OBJECTIVE: Copy each line with the word "book" in it.

━━━━━━━━━━━━━━━━

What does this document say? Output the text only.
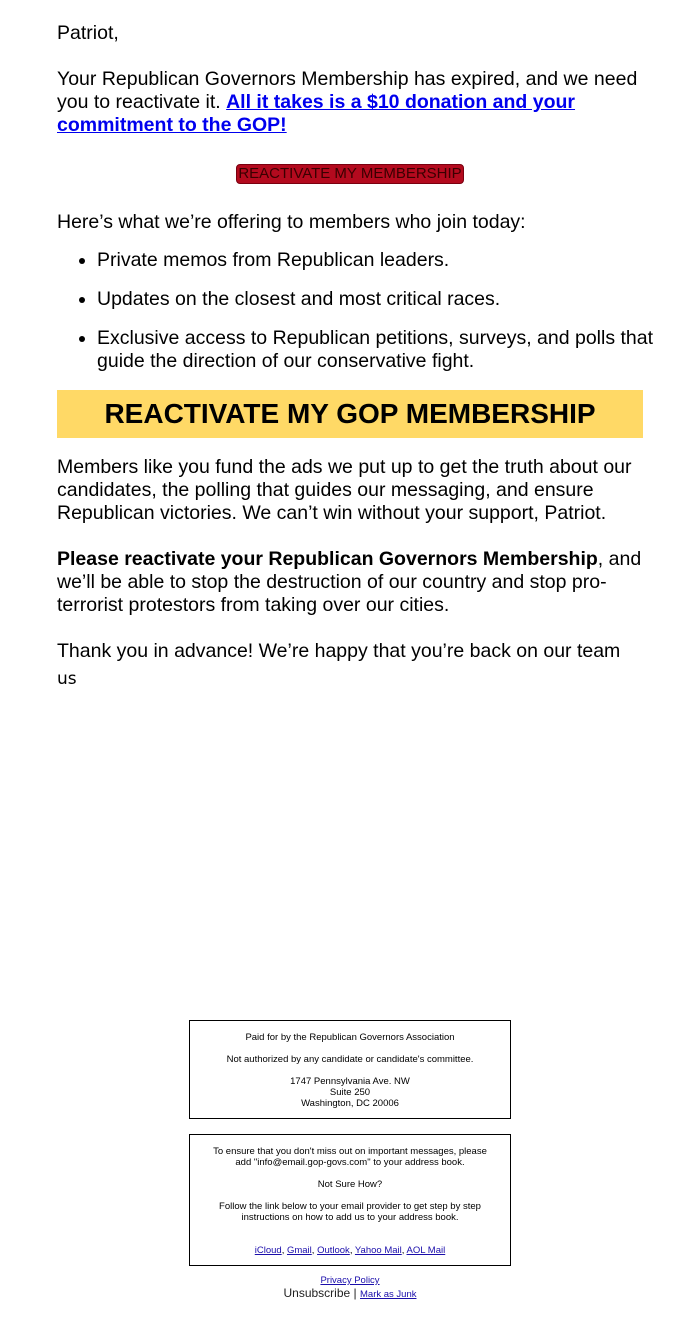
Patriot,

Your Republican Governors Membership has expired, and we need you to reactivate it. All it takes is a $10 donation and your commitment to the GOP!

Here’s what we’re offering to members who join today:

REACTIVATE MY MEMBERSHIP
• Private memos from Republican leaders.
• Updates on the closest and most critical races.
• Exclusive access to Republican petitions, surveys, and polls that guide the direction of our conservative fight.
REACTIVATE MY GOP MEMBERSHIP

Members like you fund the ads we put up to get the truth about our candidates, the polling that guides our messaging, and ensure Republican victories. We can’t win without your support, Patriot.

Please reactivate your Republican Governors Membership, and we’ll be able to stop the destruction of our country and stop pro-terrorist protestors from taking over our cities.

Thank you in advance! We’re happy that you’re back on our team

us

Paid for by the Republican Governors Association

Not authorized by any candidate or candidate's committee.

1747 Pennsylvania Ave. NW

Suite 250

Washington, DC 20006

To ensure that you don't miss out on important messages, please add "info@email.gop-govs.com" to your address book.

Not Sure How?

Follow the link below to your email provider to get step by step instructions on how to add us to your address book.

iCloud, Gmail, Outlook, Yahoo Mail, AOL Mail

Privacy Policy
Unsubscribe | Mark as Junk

━━━━━━━━━━━━━━━━

RESULT OF THIS EXERCISE:
To ensure that you don't miss out on important messages, please add "info@email.gop-govs.com" to your address book.
Follow the link below to your email provider to get step by step instructions on how to add us to your address book.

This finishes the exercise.